Read the records below and copy each line that contains "name".

- [PROVIDED ENTRIES]

##########

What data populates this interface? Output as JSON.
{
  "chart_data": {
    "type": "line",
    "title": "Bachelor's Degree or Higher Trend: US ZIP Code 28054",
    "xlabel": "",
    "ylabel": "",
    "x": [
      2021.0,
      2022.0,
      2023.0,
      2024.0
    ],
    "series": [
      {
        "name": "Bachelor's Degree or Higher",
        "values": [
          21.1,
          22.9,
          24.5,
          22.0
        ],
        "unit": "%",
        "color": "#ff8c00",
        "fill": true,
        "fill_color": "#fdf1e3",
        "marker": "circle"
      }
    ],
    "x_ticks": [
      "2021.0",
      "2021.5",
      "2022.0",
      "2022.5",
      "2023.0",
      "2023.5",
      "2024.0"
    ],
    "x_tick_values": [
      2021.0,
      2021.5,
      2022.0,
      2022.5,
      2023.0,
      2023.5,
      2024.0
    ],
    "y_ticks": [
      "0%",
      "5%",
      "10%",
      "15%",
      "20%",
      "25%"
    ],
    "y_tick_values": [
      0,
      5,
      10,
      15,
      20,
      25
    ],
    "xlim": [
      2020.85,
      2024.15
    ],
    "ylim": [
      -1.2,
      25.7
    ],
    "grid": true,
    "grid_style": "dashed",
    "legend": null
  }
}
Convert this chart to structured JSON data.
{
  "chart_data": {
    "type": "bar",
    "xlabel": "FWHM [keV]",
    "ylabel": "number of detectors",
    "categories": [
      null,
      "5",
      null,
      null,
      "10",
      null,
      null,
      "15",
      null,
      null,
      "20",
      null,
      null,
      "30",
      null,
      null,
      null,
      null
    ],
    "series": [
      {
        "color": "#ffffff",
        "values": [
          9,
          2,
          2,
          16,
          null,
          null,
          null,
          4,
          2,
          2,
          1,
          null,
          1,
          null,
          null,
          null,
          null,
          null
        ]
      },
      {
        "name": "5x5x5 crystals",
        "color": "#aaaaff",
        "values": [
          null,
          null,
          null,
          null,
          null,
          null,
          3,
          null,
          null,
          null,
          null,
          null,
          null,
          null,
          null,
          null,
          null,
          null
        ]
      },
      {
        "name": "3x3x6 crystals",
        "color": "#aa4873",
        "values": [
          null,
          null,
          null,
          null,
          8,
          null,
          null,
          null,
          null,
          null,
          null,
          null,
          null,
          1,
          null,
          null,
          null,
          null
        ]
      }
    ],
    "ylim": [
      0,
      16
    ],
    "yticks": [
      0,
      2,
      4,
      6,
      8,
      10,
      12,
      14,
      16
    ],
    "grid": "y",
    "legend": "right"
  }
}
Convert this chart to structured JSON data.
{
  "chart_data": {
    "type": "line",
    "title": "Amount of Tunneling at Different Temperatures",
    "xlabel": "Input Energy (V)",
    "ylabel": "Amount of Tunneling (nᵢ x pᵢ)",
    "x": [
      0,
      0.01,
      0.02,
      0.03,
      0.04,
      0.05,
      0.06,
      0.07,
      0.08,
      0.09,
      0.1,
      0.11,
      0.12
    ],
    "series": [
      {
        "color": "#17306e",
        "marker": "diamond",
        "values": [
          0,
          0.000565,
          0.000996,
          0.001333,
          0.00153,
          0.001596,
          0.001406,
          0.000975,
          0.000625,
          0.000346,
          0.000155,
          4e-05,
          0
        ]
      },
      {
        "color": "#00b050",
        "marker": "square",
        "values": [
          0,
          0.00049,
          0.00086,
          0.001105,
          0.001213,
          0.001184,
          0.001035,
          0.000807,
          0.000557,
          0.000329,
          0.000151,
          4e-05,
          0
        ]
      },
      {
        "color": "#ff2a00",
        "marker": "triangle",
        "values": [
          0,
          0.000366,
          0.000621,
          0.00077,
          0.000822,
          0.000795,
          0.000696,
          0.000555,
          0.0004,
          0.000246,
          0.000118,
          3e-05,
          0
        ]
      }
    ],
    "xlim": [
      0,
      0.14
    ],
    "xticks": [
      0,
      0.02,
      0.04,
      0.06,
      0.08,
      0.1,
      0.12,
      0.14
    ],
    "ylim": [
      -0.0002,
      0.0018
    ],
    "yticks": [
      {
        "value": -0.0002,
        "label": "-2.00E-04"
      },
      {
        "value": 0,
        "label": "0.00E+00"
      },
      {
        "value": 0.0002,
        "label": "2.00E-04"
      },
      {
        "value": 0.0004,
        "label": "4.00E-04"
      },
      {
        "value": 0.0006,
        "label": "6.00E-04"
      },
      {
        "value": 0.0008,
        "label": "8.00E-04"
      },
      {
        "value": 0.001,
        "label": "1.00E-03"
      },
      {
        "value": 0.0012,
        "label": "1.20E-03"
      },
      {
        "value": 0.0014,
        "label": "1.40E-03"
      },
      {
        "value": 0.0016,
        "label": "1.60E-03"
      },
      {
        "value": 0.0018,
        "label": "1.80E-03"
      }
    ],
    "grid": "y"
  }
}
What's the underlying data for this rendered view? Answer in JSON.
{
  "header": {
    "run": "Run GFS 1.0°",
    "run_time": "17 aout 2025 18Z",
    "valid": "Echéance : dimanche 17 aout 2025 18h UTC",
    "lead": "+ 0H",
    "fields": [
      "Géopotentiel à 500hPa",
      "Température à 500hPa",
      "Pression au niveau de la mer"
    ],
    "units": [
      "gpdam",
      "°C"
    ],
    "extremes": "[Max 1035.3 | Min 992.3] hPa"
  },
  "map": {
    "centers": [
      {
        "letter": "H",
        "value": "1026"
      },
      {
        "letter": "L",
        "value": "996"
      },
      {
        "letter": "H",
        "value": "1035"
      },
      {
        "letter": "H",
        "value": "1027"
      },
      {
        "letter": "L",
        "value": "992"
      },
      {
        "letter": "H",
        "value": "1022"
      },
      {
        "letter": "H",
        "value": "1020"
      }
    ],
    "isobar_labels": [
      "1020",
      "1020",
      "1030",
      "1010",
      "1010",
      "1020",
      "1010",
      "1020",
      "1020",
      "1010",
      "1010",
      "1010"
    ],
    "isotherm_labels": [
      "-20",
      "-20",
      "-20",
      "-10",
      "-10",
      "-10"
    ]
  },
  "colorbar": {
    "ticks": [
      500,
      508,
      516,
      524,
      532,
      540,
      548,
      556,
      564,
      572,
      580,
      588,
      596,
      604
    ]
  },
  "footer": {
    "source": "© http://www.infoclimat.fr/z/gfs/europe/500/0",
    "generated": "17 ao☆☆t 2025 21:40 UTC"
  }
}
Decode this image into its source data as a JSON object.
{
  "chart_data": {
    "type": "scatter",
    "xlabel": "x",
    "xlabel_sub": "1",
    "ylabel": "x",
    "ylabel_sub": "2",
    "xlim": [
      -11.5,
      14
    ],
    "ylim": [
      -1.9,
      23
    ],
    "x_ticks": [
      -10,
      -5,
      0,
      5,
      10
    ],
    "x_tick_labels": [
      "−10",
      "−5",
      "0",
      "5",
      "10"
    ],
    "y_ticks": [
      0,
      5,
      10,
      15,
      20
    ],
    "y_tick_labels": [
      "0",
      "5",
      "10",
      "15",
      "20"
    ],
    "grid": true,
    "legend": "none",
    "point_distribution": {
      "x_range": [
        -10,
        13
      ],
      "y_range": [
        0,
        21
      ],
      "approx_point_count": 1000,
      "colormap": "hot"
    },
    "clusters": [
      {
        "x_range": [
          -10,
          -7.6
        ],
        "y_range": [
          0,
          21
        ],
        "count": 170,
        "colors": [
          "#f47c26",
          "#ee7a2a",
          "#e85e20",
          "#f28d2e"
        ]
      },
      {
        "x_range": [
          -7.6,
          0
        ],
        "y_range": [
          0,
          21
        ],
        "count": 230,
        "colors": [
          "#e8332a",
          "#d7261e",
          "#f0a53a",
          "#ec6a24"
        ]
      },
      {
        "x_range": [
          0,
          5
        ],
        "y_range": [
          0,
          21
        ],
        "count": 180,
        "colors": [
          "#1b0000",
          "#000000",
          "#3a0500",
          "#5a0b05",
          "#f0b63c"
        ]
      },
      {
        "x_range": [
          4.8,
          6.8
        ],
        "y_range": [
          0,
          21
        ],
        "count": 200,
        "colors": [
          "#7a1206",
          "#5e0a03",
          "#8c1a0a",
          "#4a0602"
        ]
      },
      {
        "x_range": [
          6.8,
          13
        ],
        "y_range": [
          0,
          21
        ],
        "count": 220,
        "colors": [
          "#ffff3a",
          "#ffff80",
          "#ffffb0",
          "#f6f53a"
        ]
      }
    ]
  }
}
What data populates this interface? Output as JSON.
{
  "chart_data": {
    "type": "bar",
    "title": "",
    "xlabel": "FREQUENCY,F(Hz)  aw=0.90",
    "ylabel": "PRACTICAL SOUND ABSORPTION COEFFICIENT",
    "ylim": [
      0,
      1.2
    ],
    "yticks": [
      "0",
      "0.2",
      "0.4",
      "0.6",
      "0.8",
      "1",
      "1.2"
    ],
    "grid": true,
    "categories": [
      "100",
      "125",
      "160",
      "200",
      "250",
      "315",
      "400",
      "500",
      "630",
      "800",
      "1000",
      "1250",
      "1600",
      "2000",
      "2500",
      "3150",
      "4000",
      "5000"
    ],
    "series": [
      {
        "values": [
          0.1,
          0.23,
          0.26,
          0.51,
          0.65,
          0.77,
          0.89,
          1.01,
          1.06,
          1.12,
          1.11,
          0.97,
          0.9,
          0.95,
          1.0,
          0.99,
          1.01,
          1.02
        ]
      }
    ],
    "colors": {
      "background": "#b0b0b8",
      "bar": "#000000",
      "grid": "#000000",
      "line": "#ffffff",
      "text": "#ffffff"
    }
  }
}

##########

- [OUTPUT BELOW]
        "name": "Bachelor's Degree or Higher",
        "name": "5x5x5 crystals",
        "name": "3x3x6 crystals",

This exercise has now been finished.